Make an exact copy of all the material below, apart from the pictures.

Dataset records:

________

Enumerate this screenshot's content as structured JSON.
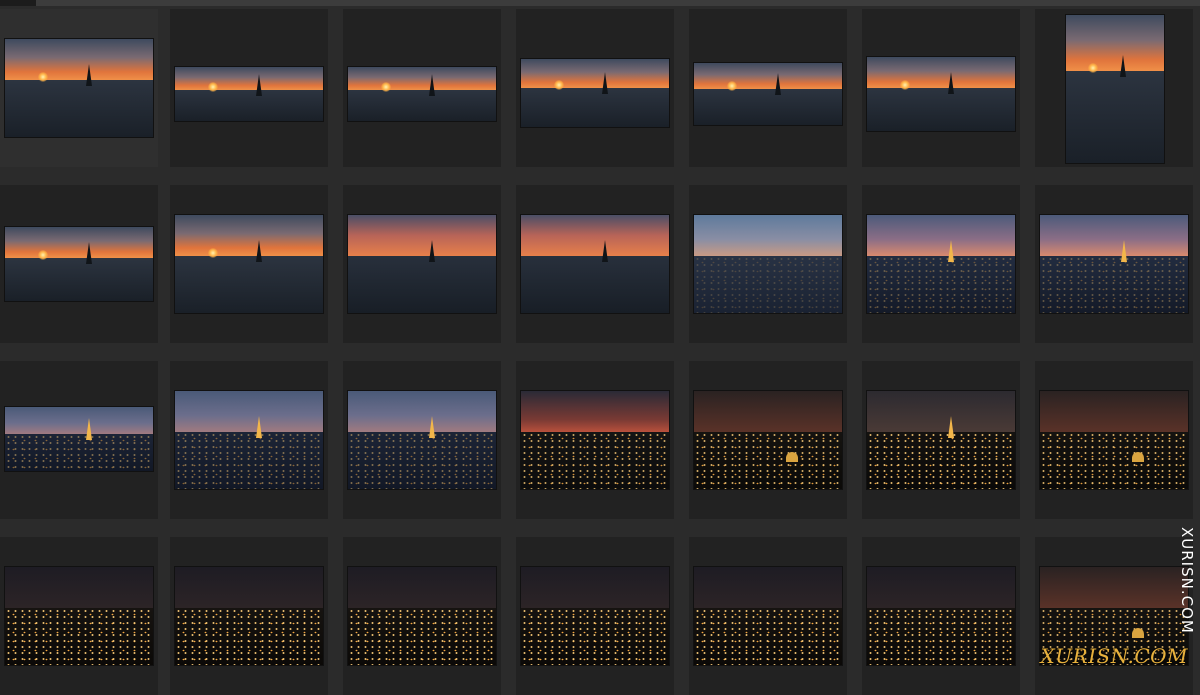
{
  "grid": {
    "columns": 7,
    "rows": 4,
    "thumbnails": [
      {
        "row": 0,
        "col": 0,
        "scene": "sunset-sun",
        "orientation": "landscape",
        "selected": true
      },
      {
        "row": 0,
        "col": 1,
        "scene": "sunset-sun",
        "orientation": "landscape",
        "selected": false
      },
      {
        "row": 0,
        "col": 2,
        "scene": "sunset-sun",
        "orientation": "landscape",
        "selected": false
      },
      {
        "row": 0,
        "col": 3,
        "scene": "sunset-sun",
        "orientation": "landscape",
        "selected": false
      },
      {
        "row": 0,
        "col": 4,
        "scene": "sunset-sun",
        "orientation": "landscape",
        "selected": false
      },
      {
        "row": 0,
        "col": 5,
        "scene": "sunset-sun",
        "orientation": "landscape",
        "selected": false
      },
      {
        "row": 0,
        "col": 6,
        "scene": "sunset-sun",
        "orientation": "portrait",
        "selected": false
      },
      {
        "row": 1,
        "col": 0,
        "scene": "sunset-sun",
        "orientation": "landscape",
        "selected": false
      },
      {
        "row": 1,
        "col": 1,
        "scene": "sunset-sun",
        "orientation": "landscape",
        "selected": false
      },
      {
        "row": 1,
        "col": 2,
        "scene": "sunset-glow",
        "orientation": "landscape",
        "selected": false
      },
      {
        "row": 1,
        "col": 3,
        "scene": "sunset-glow",
        "orientation": "landscape",
        "selected": false
      },
      {
        "row": 1,
        "col": 4,
        "scene": "dusk-blue",
        "orientation": "landscape",
        "selected": false
      },
      {
        "row": 1,
        "col": 5,
        "scene": "dusk-tower-lit",
        "orientation": "landscape",
        "selected": false
      },
      {
        "row": 1,
        "col": 6,
        "scene": "dusk-tower-lit",
        "orientation": "landscape",
        "selected": false
      },
      {
        "row": 2,
        "col": 0,
        "scene": "blue-hour",
        "orientation": "landscape",
        "selected": false
      },
      {
        "row": 2,
        "col": 1,
        "scene": "blue-hour",
        "orientation": "landscape",
        "selected": false
      },
      {
        "row": 2,
        "col": 2,
        "scene": "blue-hour",
        "orientation": "landscape",
        "selected": false
      },
      {
        "row": 2,
        "col": 3,
        "scene": "night-red-sky",
        "orientation": "landscape",
        "selected": false
      },
      {
        "row": 2,
        "col": 4,
        "scene": "night-dome",
        "orientation": "landscape",
        "selected": false
      },
      {
        "row": 2,
        "col": 5,
        "scene": "night-tower-lit",
        "orientation": "landscape",
        "selected": false
      },
      {
        "row": 2,
        "col": 6,
        "scene": "night-dome",
        "orientation": "landscape",
        "selected": false
      },
      {
        "row": 3,
        "col": 0,
        "scene": "night-city",
        "orientation": "landscape",
        "selected": false
      },
      {
        "row": 3,
        "col": 1,
        "scene": "night-city",
        "orientation": "landscape",
        "selected": false
      },
      {
        "row": 3,
        "col": 2,
        "scene": "night-city",
        "orientation": "landscape",
        "selected": false
      },
      {
        "row": 3,
        "col": 3,
        "scene": "night-city",
        "orientation": "landscape",
        "selected": false
      },
      {
        "row": 3,
        "col": 4,
        "scene": "night-city",
        "orientation": "landscape",
        "selected": false
      },
      {
        "row": 3,
        "col": 5,
        "scene": "night-city",
        "orientation": "landscape",
        "selected": false
      },
      {
        "row": 3,
        "col": 6,
        "scene": "night-dome",
        "orientation": "landscape",
        "selected": false
      }
    ]
  },
  "watermark": {
    "vertical_text": "XURISN.COM",
    "logo_text": "XURISN.COM",
    "logo_color": "#e8b13c"
  },
  "colors": {
    "background": "#2b2b2b",
    "cell": "#222222",
    "cell_selected": "#2f2f2f"
  }
}
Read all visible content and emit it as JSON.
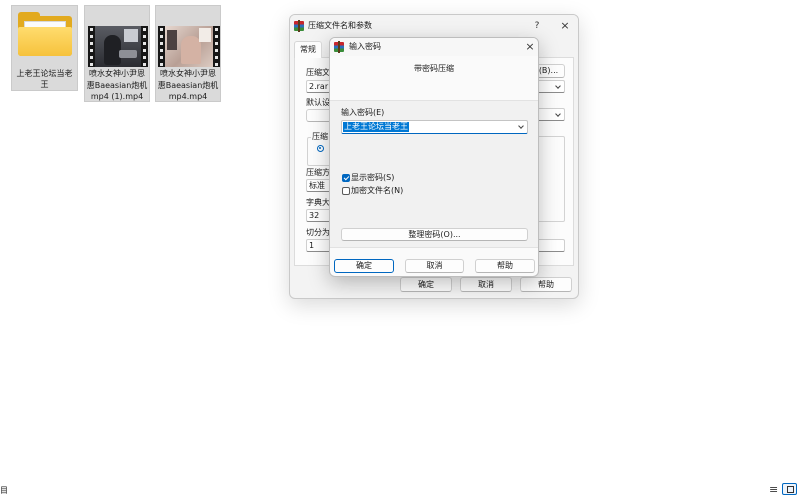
{
  "explorer": {
    "files": [
      {
        "icon": "folder-icon",
        "selected": true,
        "label_lines": [
          "上老王论坛当老",
          "王"
        ]
      },
      {
        "icon": "video-thumbnail",
        "selected": true,
        "label_lines": [
          "喷水女神小尹恩",
          "惠Baeasian炮机",
          "mp4 (1).mp4"
        ]
      },
      {
        "icon": "video-thumbnail",
        "selected": true,
        "label_lines": [
          "喷水女神小尹恩",
          "惠Baeasian炮机",
          "mp4.mp4"
        ]
      }
    ],
    "status_text": "目",
    "view_buttons": {
      "details": {
        "icon": "details-view-icon",
        "glyph": "≡"
      },
      "tiles": {
        "icon": "tiles-view-icon",
        "active": true
      }
    }
  },
  "archive_dialog": {
    "title": "压缩文件名和参数",
    "help_glyph": "?",
    "close_glyph": "×",
    "tabs": [
      {
        "label": "常规",
        "active": true
      }
    ],
    "archive_name": {
      "label": "压缩文",
      "value": "2.rar"
    },
    "browse_button": "(B)...",
    "default_profile_label": "默认设",
    "format_group_label": "压缩",
    "method": {
      "label": "压缩方",
      "value": "标准"
    },
    "dictionary": {
      "label": "字典大",
      "value": "32"
    },
    "split": {
      "label": "切分为",
      "value": "1"
    },
    "buttons": {
      "ok": "确定",
      "cancel": "取消",
      "help": "帮助"
    }
  },
  "password_dialog": {
    "title": "输入密码",
    "close_glyph": "×",
    "heading": "带密码压缩",
    "password": {
      "label": "输入密码(E)",
      "value": "上老王论坛当老王"
    },
    "show_password": {
      "label": "显示密码(S)",
      "checked": true
    },
    "encrypt_filenames": {
      "label": "加密文件名(N)",
      "checked": false
    },
    "organize_button": "整理密码(O)...",
    "buttons": {
      "ok": "确定",
      "cancel": "取消",
      "help": "帮助"
    }
  },
  "colors": {
    "accent": "#0067c0",
    "text_selection": "#0078d4",
    "item_selected": "#dadada",
    "dialog_bg": "#f3f3f3"
  }
}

________

Result of this exercise:
Enumerate this screenshot's content as structured JSON.
{
  "grid": {
    "columns": 7,
    "rows": 4,
    "thumbnails": [
      {
        "row": 0,
        "col": 0,
        "scene": "sunset-sun",
        "orientation": "landscape",
        "selected": true
      },
      {
        "row": 0,
        "col": 1,
        "scene": "sunset-sun",
        "orientation": "landscape",
        "selected": false
      },
      {
        "row": 0,
        "col": 2,
        "scene": "sunset-sun",
        "orientation": "landscape",
        "selected": false
      },
      {
        "row": 0,
        "col": 3,
        "scene": "sunset-sun",
        "orientation": "landscape",
        "selected": false
      },
      {
        "row": 0,
        "col": 4,
        "scene": "sunset-sun",
        "orientation": "landscape",
        "selected": false
      },
      {
        "row": 0,
        "col": 5,
        "scene": "sunset-sun",
        "orientation": "landscape",
        "selected": false
      },
      {
        "row": 0,
        "col": 6,
        "scene": "sunset-sun",
        "orientation": "portrait",
        "selected": false
      },
      {
        "row": 1,
        "col": 0,
        "scene": "sunset-sun",
        "orientation": "landscape",
        "selected": false
      },
      {
        "row": 1,
        "col": 1,
        "scene": "sunset-sun",
        "orientation": "landscape",
        "selected": false
      },
      {
        "row": 1,
        "col": 2,
        "scene": "sunset-glow",
        "orientation": "landscape",
        "selected": false
      },
      {
        "row": 1,
        "col": 3,
        "scene": "sunset-glow",
        "orientation": "landscape",
        "selected": false
      },
      {
        "row": 1,
        "col": 4,
        "scene": "dusk-blue",
        "orientation": "landscape",
        "selected": false
      },
      {
        "row": 1,
        "col": 5,
        "scene": "dusk-tower-lit",
        "orientation": "landscape",
        "selected": false
      },
      {
        "row": 1,
        "col": 6,
        "scene": "dusk-tower-lit",
        "orientation": "landscape",
        "selected": false
      },
      {
        "row": 2,
        "col": 0,
        "scene": "blue-hour",
        "orientation": "landscape",
        "selected": false
      },
      {
        "row": 2,
        "col": 1,
        "scene": "blue-hour",
        "orientation": "landscape",
        "selected": false
      },
      {
        "row": 2,
        "col": 2,
        "scene": "blue-hour",
        "orientation": "landscape",
        "selected": false
      },
      {
        "row": 2,
        "col": 3,
        "scene": "night-red-sky",
        "orientation": "landscape",
        "selected": false
      },
      {
        "row": 2,
        "col": 4,
        "scene": "night-dome",
        "orientation": "landscape",
        "selected": false
      },
      {
        "row": 2,
        "col": 5,
        "scene": "night-tower-lit",
        "orientation": "landscape",
        "selected": false
      },
      {
        "row": 2,
        "col": 6,
        "scene": "night-dome",
        "orientation": "landscape",
        "selected": false
      },
      {
        "row": 3,
        "col": 0,
        "scene": "night-city",
        "orientation": "landscape",
        "selected": false
      },
      {
        "row": 3,
        "col": 1,
        "scene": "night-city",
        "orientation": "landscape",
        "selected": false
      },
      {
        "row": 3,
        "col": 2,
        "scene": "night-city",
        "orientation": "landscape",
        "selected": false
      },
      {
        "row": 3,
        "col": 3,
        "scene": "night-city",
        "orientation": "landscape",
        "selected": false
      },
      {
        "row": 3,
        "col": 4,
        "scene": "night-city",
        "orientation": "landscape",
        "selected": false
      },
      {
        "row": 3,
        "col": 5,
        "scene": "night-city",
        "orientation": "landscape",
        "selected": false
      },
      {
        "row": 3,
        "col": 6,
        "scene": "night-dome",
        "orientation": "landscape",
        "selected": false
      }
    ]
  },
  "watermark": {
    "vertical_text": "XURISN.COM",
    "logo_text": "XURISN.COM",
    "logo_color": "#e8b13c"
  },
  "colors": {
    "background": "#2b2b2b",
    "cell": "#222222",
    "cell_selected": "#2f2f2f"
  }
}
Read all visible content and emit it as JSON.
{
  "explorer": {
    "files": [
      {
        "icon": "folder-icon",
        "selected": true,
        "label_lines": [
          "上老王论坛当老",
          "王"
        ]
      },
      {
        "icon": "video-thumbnail",
        "selected": true,
        "label_lines": [
          "喷水女神小尹恩",
          "惠Baeasian炮机",
          "mp4 (1).mp4"
        ]
      },
      {
        "icon": "video-thumbnail",
        "selected": true,
        "label_lines": [
          "喷水女神小尹恩",
          "惠Baeasian炮机",
          "mp4.mp4"
        ]
      }
    ],
    "status_text": "目",
    "view_buttons": {
      "details": {
        "icon": "details-view-icon",
        "glyph": "≡"
      },
      "tiles": {
        "icon": "tiles-view-icon",
        "active": true
      }
    }
  },
  "archive_dialog": {
    "title": "压缩文件名和参数",
    "help_glyph": "?",
    "close_glyph": "×",
    "tabs": [
      {
        "label": "常规",
        "active": true
      }
    ],
    "archive_name": {
      "label": "压缩文",
      "value": "2.rar"
    },
    "browse_button": "(B)...",
    "default_profile_label": "默认设",
    "format_group_label": "压缩",
    "method": {
      "label": "压缩方",
      "value": "标准"
    },
    "dictionary": {
      "label": "字典大",
      "value": "32"
    },
    "split": {
      "label": "切分为",
      "value": "1"
    },
    "buttons": {
      "ok": "确定",
      "cancel": "取消",
      "help": "帮助"
    }
  },
  "password_dialog": {
    "title": "输入密码",
    "close_glyph": "×",
    "heading": "带密码压缩",
    "password": {
      "label": "输入密码(E)",
      "value": "上老王论坛当老王"
    },
    "show_password": {
      "label": "显示密码(S)",
      "checked": true
    },
    "encrypt_filenames": {
      "label": "加密文件名(N)",
      "checked": false
    },
    "organize_button": "整理密码(O)...",
    "buttons": {
      "ok": "确定",
      "cancel": "取消",
      "help": "帮助"
    }
  },
  "colors": {
    "accent": "#0067c0",
    "text_selection": "#0078d4",
    "item_selected": "#dadada",
    "dialog_bg": "#f3f3f3"
  }
}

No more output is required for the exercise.